Having less leptin in your system could make you prone to overeating, which does happen to some people after a fast.

Yet the Annals of Saudi Medicine, in a 2004 study on Ramadan participants, found that when women followed the fasting rules of Ramadan, their leptin levels increased, preventing them from making poor eating decisions. The researchers also note that the women’s levels of neuropeptide-Y went down.

What is neuropeptide-Y? This is a neuropeptide that makes you hungry for carbohydrates in particular.

Those two studies do indeed present some conflicting findings. This is our takeaway: it’s certainly possible that some fasters may have a leptin increase during and even right after their fast. As your hunger comes back, you may be prone to overeating, so watch what you consume in the hours and days after a fast.

This isn’t only for your waistline, but for your health as well. We’ve written about refeeding syndrome before on the blog, but this seems like a good time to bring it up again. Refeeding syndrome occurs when you eat too much at once after a period of non-eating, such as a fast. Your cells increase protein, fat, and glycogen production to such a point that your blood concentrations of phosphorous, potassium, and magnesium become dangerously low.

This can affect your neurological, pulmonary, and cardiac health. In some cases, refeeding syndrome can be fatal.

+---+

■ **Task instructions**
A) Could you reproduce the part of the fasting passage that opens with the words containing "Yet the Annals" and closes with "days after a fast."?
B) Which minerals does the fasting passage say can drop to dangerously low blood concentrations in refeeding syndrome?
The entries after this passage come from a separate source.

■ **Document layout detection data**

+---+

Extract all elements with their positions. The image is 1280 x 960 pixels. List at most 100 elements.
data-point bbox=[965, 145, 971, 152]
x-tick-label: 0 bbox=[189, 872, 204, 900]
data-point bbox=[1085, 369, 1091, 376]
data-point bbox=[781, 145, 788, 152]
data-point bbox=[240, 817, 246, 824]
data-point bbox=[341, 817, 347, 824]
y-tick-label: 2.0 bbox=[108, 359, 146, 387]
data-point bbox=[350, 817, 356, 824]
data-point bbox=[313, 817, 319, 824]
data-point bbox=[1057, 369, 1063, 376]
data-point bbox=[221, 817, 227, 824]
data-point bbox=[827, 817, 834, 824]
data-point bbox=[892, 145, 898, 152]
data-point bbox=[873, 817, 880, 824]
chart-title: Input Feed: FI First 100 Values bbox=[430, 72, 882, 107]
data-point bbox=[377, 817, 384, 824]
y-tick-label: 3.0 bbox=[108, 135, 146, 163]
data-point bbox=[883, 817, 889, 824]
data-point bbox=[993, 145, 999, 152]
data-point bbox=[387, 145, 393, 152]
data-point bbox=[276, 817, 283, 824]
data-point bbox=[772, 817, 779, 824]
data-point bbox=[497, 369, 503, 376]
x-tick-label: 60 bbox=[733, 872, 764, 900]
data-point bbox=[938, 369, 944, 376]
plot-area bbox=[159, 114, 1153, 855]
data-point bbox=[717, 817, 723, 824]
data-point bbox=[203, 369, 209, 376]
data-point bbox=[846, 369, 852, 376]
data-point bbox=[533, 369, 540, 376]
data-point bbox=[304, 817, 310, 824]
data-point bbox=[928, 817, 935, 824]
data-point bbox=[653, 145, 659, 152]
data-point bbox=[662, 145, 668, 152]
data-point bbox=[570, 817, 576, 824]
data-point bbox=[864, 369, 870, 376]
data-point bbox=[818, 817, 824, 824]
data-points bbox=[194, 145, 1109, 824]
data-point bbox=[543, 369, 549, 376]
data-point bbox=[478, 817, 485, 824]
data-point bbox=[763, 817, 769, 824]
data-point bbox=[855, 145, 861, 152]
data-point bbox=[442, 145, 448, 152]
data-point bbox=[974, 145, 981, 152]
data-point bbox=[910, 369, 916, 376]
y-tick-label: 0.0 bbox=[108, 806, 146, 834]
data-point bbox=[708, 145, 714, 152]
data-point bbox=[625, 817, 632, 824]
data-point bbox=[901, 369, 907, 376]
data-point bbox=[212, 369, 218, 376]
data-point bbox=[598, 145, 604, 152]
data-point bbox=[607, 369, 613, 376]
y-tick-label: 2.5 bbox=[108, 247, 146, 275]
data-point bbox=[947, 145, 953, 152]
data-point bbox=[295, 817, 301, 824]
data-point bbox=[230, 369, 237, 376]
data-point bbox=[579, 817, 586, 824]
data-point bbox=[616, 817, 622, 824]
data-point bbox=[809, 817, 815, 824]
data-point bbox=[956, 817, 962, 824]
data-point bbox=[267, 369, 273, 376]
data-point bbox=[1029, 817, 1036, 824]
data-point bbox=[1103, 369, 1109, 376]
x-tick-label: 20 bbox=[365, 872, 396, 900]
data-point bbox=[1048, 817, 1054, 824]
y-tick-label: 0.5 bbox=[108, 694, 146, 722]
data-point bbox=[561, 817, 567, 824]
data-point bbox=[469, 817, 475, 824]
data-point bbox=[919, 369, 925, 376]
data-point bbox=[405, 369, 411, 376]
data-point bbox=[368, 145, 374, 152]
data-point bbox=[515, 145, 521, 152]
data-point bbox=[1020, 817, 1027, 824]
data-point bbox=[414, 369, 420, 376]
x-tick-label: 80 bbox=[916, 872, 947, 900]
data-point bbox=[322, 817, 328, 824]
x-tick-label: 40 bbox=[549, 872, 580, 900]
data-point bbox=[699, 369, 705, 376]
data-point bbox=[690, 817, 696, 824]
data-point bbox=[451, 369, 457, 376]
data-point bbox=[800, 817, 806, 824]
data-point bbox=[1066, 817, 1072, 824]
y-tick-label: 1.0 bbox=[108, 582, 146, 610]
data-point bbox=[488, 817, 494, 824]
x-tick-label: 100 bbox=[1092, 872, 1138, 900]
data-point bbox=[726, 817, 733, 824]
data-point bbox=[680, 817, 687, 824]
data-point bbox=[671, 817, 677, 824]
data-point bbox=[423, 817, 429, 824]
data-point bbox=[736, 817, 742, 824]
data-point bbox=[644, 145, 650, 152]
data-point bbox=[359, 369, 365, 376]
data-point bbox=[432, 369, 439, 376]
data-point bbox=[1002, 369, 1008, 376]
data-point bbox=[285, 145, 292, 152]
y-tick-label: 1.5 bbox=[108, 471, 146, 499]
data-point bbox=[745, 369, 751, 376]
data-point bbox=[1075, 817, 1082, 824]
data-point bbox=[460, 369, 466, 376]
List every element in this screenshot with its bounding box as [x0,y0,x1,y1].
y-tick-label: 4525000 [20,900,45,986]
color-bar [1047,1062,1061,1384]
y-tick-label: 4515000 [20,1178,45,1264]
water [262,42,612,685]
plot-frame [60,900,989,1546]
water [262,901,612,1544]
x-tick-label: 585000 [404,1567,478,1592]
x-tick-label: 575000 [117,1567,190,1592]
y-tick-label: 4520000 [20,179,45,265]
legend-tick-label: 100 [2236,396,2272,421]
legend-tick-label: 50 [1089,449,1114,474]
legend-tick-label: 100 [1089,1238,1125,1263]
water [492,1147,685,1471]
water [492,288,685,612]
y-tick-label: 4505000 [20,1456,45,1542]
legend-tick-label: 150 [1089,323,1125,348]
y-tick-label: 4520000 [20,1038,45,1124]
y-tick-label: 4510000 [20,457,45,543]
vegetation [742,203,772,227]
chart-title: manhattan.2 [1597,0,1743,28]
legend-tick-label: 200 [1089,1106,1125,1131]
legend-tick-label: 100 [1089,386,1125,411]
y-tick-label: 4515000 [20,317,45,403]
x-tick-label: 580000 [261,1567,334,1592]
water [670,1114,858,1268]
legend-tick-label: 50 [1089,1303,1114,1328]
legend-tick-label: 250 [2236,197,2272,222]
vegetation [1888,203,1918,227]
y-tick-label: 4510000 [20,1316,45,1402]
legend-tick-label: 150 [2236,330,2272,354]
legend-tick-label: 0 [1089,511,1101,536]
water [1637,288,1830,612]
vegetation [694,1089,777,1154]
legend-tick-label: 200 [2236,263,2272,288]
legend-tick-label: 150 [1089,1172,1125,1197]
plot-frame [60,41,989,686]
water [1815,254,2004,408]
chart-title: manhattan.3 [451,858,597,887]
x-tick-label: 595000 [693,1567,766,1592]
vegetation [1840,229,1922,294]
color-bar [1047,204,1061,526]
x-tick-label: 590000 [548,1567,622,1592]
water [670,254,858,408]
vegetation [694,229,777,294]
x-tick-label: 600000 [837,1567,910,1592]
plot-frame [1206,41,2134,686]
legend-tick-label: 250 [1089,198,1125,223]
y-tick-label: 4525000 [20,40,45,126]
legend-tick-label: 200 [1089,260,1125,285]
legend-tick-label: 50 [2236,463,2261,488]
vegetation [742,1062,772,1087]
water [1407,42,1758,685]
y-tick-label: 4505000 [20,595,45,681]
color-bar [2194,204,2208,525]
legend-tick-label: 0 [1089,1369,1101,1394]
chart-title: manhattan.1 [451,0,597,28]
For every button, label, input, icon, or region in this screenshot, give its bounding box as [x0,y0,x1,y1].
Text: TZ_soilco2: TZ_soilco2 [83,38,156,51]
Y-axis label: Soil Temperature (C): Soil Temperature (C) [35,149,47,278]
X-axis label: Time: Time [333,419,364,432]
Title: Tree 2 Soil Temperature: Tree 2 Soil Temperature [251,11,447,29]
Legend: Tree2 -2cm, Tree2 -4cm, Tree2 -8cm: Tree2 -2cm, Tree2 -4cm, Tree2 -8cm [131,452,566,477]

+---+

■ **Task answers**
A)
Yet the Annals of Saudi Medicine, in a 2004 study on Ramadan participants, found that when women followed the fasting rules of Ramadan, their leptin levels increased, preventing them from making poor eating decisions. The researchers also note that the women’s levels of neuropeptide-Y went down.

What is neuropeptide-Y? This is a neuropeptide that makes you hungry for carbohydrates in particular.

Those two studies do indeed present some conflicting findings. This is our takeaway: it’s certainly possible that some fasters may have a leptin increase during and even right after their fast. As your hunger comes back, you may be prone to overeating, so watch what you consume in the hours and days after a fast.

B) Phosphorous, potassium, and magnesium.